Stored data entries:
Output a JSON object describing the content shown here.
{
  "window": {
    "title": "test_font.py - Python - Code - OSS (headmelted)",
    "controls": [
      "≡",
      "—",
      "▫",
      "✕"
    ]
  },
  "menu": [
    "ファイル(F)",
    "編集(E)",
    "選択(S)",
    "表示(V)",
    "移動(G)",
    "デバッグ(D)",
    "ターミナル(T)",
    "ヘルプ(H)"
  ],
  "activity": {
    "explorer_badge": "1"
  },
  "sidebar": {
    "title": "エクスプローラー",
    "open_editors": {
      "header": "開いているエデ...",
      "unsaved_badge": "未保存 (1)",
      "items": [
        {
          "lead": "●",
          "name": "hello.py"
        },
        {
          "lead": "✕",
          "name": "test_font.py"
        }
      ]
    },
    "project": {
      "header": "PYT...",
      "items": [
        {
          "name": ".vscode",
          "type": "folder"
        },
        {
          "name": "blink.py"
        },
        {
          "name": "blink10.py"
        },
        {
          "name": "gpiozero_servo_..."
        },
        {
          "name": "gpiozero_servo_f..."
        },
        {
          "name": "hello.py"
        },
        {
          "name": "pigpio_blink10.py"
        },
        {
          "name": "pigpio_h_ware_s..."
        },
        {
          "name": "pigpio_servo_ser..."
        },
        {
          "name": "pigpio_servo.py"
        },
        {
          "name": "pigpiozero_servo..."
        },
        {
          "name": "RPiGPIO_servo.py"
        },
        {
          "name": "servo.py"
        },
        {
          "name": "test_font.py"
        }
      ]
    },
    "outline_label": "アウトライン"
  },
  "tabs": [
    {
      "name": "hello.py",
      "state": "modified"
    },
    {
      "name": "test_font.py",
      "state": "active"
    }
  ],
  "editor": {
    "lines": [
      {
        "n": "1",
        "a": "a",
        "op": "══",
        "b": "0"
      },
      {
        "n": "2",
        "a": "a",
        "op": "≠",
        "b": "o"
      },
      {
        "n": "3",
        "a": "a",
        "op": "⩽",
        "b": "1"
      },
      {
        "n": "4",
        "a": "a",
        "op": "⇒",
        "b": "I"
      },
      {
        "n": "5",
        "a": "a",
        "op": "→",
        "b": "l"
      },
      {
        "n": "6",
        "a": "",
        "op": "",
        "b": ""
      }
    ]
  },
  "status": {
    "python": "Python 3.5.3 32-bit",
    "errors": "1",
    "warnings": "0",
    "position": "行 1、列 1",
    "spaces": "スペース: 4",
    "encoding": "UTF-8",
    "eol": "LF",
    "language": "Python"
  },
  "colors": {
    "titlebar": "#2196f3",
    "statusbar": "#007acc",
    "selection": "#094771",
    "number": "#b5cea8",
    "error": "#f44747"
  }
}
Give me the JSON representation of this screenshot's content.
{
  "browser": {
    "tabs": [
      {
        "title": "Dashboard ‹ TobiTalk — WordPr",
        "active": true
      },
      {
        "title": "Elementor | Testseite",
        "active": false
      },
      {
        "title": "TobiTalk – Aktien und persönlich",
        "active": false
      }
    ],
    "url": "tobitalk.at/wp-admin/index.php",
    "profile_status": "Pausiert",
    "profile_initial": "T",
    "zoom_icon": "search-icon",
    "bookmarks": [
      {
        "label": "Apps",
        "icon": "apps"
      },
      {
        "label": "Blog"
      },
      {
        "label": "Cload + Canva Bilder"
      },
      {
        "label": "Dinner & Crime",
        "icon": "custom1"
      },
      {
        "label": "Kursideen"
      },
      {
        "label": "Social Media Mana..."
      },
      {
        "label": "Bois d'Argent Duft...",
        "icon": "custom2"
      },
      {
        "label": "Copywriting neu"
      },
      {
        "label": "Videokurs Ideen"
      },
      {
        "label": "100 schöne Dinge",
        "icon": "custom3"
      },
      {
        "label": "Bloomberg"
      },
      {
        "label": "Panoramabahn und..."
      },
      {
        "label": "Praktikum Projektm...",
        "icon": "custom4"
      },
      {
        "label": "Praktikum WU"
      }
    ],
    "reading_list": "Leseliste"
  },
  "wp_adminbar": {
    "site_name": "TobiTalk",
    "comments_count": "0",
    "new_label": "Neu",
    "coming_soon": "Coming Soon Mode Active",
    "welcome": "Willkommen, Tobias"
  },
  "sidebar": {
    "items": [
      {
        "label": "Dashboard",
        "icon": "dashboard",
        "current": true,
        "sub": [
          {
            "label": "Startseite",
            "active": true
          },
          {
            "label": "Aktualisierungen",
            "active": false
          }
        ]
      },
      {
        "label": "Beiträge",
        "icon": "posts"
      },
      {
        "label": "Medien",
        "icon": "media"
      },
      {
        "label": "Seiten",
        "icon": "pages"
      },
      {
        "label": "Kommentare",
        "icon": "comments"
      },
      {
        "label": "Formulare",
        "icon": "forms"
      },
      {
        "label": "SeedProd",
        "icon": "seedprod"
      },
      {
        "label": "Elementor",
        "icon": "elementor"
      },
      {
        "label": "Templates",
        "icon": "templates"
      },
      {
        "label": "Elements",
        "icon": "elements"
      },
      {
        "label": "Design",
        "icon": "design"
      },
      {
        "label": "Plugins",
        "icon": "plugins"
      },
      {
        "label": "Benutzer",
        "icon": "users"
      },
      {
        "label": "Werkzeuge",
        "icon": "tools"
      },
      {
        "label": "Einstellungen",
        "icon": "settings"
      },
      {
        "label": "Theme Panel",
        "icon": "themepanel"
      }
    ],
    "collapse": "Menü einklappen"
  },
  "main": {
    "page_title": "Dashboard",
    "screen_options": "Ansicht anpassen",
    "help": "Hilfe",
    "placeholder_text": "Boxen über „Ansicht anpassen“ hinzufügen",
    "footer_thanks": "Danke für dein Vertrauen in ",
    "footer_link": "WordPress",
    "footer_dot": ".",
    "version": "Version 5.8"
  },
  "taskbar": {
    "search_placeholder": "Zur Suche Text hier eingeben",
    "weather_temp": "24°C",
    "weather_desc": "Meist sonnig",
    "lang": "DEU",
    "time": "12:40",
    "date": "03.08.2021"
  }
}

Problem requirements -> Write out the complete set of records exactly as given.

Reply ->
Output a JSON object describing the content shown here.
{
  "window": {
    "title": "test_font.py - Python - Code - OSS (headmelted)",
    "controls": [
      "≡",
      "—",
      "▫",
      "✕"
    ]
  },
  "menu": [
    "ファイル(F)",
    "編集(E)",
    "選択(S)",
    "表示(V)",
    "移動(G)",
    "デバッグ(D)",
    "ターミナル(T)",
    "ヘルプ(H)"
  ],
  "activity": {
    "explorer_badge": "1"
  },
  "sidebar": {
    "title": "エクスプローラー",
    "open_editors": {
      "header": "開いているエデ...",
      "unsaved_badge": "未保存 (1)",
      "items": [
        {
          "lead": "●",
          "name": "hello.py"
        },
        {
          "lead": "✕",
          "name": "test_font.py"
        }
      ]
    },
    "project": {
      "header": "PYT...",
      "items": [
        {
          "name": ".vscode",
          "type": "folder"
        },
        {
          "name": "blink.py"
        },
        {
          "name": "blink10.py"
        },
        {
          "name": "gpiozero_servo_..."
        },
        {
          "name": "gpiozero_servo_f..."
        },
        {
          "name": "hello.py"
        },
        {
          "name": "pigpio_blink10.py"
        },
        {
          "name": "pigpio_h_ware_s..."
        },
        {
          "name": "pigpio_servo_ser..."
        },
        {
          "name": "pigpio_servo.py"
        },
        {
          "name": "pigpiozero_servo..."
        },
        {
          "name": "RPiGPIO_servo.py"
        },
        {
          "name": "servo.py"
        },
        {
          "name": "test_font.py"
        }
      ]
    },
    "outline_label": "アウトライン"
  },
  "tabs": [
    {
      "name": "hello.py",
      "state": "modified"
    },
    {
      "name": "test_font.py",
      "state": "active"
    }
  ],
  "editor": {
    "lines": [
      {
        "n": "1",
        "a": "a",
        "op": "══",
        "b": "0"
      },
      {
        "n": "2",
        "a": "a",
        "op": "≠",
        "b": "o"
      },
      {
        "n": "3",
        "a": "a",
        "op": "⩽",
        "b": "1"
      },
      {
        "n": "4",
        "a": "a",
        "op": "⇒",
        "b": "I"
      },
      {
        "n": "5",
        "a": "a",
        "op": "→",
        "b": "l"
      },
      {
        "n": "6",
        "a": "",
        "op": "",
        "b": ""
      }
    ]
  },
  "status": {
    "python": "Python 3.5.3 32-bit",
    "errors": "1",
    "warnings": "0",
    "position": "行 1、列 1",
    "spaces": "スペース: 4",
    "encoding": "UTF-8",
    "eol": "LF",
    "language": "Python"
  },
  "colors": {
    "titlebar": "#2196f3",
    "statusbar": "#007acc",
    "selection": "#094771",
    "number": "#b5cea8",
    "error": "#f44747"
  }
}
Give me the JSON representation of this screenshot's content.
{
  "browser": {
    "tabs": [
      {
        "title": "Dashboard ‹ TobiTalk — WordPr",
        "active": true
      },
      {
        "title": "Elementor | Testseite",
        "active": false
      },
      {
        "title": "TobiTalk – Aktien und persönlich",
        "active": false
      }
    ],
    "url": "tobitalk.at/wp-admin/index.php",
    "profile_status": "Pausiert",
    "profile_initial": "T",
    "zoom_icon": "search-icon",
    "bookmarks": [
      {
        "label": "Apps",
        "icon": "apps"
      },
      {
        "label": "Blog"
      },
      {
        "label": "Cload + Canva Bilder"
      },
      {
        "label": "Dinner & Crime",
        "icon": "custom1"
      },
      {
        "label": "Kursideen"
      },
      {
        "label": "Social Media Mana..."
      },
      {
        "label": "Bois d'Argent Duft...",
        "icon": "custom2"
      },
      {
        "label": "Copywriting neu"
      },
      {
        "label": "Videokurs Ideen"
      },
      {
        "label": "100 schöne Dinge",
        "icon": "custom3"
      },
      {
        "label": "Bloomberg"
      },
      {
        "label": "Panoramabahn und..."
      },
      {
        "label": "Praktikum Projektm...",
        "icon": "custom4"
      },
      {
        "label": "Praktikum WU"
      }
    ],
    "reading_list": "Leseliste"
  },
  "wp_adminbar": {
    "site_name": "TobiTalk",
    "comments_count": "0",
    "new_label": "Neu",
    "coming_soon": "Coming Soon Mode Active",
    "welcome": "Willkommen, Tobias"
  },
  "sidebar": {
    "items": [
      {
        "label": "Dashboard",
        "icon": "dashboard",
        "current": true,
        "sub": [
          {
            "label": "Startseite",
            "active": true
          },
          {
            "label": "Aktualisierungen",
            "active": false
          }
        ]
      },
      {
        "label": "Beiträge",
        "icon": "posts"
      },
      {
        "label": "Medien",
        "icon": "media"
      },
      {
        "label": "Seiten",
        "icon": "pages"
      },
      {
        "label": "Kommentare",
        "icon": "comments"
      },
      {
        "label": "Formulare",
        "icon": "forms"
      },
      {
        "label": "SeedProd",
        "icon": "seedprod"
      },
      {
        "label": "Elementor",
        "icon": "elementor"
      },
      {
        "label": "Templates",
        "icon": "templates"
      },
      {
        "label": "Elements",
        "icon": "elements"
      },
      {
        "label": "Design",
        "icon": "design"
      },
      {
        "label": "Plugins",
        "icon": "plugins"
      },
      {
        "label": "Benutzer",
        "icon": "users"
      },
      {
        "label": "Werkzeuge",
        "icon": "tools"
      },
      {
        "label": "Einstellungen",
        "icon": "settings"
      },
      {
        "label": "Theme Panel",
        "icon": "themepanel"
      }
    ],
    "collapse": "Menü einklappen"
  },
  "main": {
    "page_title": "Dashboard",
    "screen_options": "Ansicht anpassen",
    "help": "Hilfe",
    "placeholder_text": "Boxen über „Ansicht anpassen“ hinzufügen",
    "footer_thanks": "Danke für dein Vertrauen in ",
    "footer_link": "WordPress",
    "footer_dot": ".",
    "version": "Version 5.8"
  },
  "taskbar": {
    "search_placeholder": "Zur Suche Text hier eingeben",
    "weather_temp": "24°C",
    "weather_desc": "Meist sonnig",
    "lang": "DEU",
    "time": "12:40",
    "date": "03.08.2021"
  }
}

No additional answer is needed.